= Written instruction =
Find the lines in these entries that include the word "Save" and state how many there are, with no other words.

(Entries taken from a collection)
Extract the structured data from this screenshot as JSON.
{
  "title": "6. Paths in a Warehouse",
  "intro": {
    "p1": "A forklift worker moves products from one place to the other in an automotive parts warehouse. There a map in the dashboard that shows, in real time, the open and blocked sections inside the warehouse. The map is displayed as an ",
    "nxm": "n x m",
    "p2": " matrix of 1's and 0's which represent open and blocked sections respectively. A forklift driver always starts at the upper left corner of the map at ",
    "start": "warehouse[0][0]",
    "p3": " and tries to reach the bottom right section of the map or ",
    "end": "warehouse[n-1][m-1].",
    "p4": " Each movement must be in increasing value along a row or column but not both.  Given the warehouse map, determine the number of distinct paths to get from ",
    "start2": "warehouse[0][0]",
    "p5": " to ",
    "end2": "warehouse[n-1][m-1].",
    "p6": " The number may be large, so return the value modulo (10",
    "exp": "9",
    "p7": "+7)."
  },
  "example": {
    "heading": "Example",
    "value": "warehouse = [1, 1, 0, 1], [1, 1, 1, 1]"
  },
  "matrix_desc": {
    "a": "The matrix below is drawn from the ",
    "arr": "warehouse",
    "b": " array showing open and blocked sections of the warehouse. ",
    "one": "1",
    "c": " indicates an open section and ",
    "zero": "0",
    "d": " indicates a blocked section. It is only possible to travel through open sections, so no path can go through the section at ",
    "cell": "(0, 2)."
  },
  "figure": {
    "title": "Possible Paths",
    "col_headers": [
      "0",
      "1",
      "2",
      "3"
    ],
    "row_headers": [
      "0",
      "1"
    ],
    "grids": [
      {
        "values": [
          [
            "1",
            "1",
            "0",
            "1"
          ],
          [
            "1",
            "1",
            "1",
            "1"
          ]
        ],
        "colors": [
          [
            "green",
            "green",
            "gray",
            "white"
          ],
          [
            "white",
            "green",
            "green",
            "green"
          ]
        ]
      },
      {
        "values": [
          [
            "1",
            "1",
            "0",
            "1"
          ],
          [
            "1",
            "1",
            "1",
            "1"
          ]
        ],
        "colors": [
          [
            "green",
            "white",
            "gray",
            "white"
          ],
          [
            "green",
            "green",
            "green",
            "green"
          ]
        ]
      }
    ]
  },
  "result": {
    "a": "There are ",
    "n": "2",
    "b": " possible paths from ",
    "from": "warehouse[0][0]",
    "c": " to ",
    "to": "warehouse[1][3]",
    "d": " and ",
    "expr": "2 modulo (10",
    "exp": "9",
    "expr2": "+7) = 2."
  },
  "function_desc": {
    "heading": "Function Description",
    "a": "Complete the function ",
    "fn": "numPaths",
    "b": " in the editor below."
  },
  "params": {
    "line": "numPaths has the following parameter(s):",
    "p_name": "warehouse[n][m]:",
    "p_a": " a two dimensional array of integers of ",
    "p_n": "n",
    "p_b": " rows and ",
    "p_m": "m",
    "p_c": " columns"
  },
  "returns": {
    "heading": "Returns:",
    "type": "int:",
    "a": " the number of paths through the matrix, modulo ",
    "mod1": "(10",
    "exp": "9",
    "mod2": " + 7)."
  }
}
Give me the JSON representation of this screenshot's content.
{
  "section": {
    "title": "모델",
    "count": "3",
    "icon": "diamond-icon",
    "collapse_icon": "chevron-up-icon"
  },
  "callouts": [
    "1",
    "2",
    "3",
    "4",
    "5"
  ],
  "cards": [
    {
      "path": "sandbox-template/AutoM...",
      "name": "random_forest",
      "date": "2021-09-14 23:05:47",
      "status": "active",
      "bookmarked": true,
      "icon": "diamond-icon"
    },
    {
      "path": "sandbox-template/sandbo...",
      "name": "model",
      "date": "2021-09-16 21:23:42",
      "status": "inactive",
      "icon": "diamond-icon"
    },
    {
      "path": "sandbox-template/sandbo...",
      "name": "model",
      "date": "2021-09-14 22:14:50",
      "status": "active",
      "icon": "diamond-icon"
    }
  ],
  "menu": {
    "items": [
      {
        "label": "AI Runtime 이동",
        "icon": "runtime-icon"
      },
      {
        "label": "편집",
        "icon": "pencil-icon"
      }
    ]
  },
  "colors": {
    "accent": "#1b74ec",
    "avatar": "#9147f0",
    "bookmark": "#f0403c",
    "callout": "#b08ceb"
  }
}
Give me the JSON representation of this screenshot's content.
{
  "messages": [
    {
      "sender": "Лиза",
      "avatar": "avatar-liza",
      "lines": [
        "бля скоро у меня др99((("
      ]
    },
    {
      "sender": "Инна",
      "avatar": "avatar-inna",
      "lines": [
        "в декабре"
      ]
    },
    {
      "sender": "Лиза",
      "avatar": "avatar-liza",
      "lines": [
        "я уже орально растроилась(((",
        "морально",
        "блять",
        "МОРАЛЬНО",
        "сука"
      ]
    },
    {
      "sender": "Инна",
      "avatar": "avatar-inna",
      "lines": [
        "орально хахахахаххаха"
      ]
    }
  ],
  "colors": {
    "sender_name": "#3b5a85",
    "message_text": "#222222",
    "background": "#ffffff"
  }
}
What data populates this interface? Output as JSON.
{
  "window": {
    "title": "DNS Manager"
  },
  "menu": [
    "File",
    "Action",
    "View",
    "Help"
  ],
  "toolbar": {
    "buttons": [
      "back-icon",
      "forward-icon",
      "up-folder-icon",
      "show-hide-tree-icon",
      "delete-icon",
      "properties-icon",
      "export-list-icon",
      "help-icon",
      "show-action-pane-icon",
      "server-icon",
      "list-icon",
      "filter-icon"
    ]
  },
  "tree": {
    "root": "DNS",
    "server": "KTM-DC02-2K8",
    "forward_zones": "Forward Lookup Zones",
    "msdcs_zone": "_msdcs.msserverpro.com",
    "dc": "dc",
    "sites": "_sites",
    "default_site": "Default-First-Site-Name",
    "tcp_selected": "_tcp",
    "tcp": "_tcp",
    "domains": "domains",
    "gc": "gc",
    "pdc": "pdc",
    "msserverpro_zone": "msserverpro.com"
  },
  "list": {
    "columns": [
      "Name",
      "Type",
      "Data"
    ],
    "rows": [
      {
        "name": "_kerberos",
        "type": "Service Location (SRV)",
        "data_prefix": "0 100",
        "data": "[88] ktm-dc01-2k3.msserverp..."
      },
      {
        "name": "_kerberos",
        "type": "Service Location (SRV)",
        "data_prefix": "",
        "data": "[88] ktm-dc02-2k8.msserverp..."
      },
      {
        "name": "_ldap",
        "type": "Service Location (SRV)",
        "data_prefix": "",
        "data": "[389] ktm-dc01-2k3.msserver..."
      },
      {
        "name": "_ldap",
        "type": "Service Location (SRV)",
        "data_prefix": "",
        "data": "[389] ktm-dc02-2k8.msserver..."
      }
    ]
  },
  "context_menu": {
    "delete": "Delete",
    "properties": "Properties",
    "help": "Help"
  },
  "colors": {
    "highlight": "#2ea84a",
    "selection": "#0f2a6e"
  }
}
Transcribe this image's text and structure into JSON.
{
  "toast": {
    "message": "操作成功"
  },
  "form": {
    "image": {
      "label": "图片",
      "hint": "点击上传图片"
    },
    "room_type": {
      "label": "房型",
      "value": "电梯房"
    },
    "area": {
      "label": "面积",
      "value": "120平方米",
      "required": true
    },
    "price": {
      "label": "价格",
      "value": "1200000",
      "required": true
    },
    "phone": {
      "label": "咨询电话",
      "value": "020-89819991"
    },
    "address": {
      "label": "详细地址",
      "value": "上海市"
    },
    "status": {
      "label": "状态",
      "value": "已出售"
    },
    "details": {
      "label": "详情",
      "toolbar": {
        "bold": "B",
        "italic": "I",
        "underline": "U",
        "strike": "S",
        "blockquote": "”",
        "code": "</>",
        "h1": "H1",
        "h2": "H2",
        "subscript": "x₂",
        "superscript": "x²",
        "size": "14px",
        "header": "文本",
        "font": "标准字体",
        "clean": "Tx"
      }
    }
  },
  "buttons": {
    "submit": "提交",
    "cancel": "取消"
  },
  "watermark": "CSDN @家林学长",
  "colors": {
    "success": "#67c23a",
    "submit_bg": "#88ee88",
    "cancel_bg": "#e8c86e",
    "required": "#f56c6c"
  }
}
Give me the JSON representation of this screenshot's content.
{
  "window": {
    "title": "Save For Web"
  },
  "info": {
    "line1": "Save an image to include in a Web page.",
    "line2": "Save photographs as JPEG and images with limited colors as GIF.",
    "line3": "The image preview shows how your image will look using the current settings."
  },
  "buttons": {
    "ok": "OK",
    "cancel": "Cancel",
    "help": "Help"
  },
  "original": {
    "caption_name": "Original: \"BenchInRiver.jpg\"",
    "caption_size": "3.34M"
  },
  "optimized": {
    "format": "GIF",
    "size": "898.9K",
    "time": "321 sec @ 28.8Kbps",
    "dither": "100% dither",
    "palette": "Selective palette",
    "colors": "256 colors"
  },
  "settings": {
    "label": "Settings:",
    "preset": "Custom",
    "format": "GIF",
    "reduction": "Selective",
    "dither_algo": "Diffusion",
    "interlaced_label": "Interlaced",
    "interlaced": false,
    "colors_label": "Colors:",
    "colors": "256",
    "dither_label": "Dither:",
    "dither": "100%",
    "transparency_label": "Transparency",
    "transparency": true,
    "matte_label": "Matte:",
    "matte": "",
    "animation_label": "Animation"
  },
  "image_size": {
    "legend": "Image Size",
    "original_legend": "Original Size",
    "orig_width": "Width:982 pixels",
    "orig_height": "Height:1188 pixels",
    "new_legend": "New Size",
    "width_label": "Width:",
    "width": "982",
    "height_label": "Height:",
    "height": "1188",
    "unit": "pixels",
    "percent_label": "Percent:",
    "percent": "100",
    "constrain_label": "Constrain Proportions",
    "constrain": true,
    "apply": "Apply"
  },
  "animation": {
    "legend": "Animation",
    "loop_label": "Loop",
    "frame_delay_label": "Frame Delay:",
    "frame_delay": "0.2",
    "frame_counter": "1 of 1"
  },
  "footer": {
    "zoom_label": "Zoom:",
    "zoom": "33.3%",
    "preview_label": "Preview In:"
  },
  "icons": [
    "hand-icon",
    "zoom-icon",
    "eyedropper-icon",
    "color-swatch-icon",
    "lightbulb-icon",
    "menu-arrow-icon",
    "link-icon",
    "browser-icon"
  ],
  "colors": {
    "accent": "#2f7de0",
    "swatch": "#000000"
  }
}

= Solution for this exercise =
3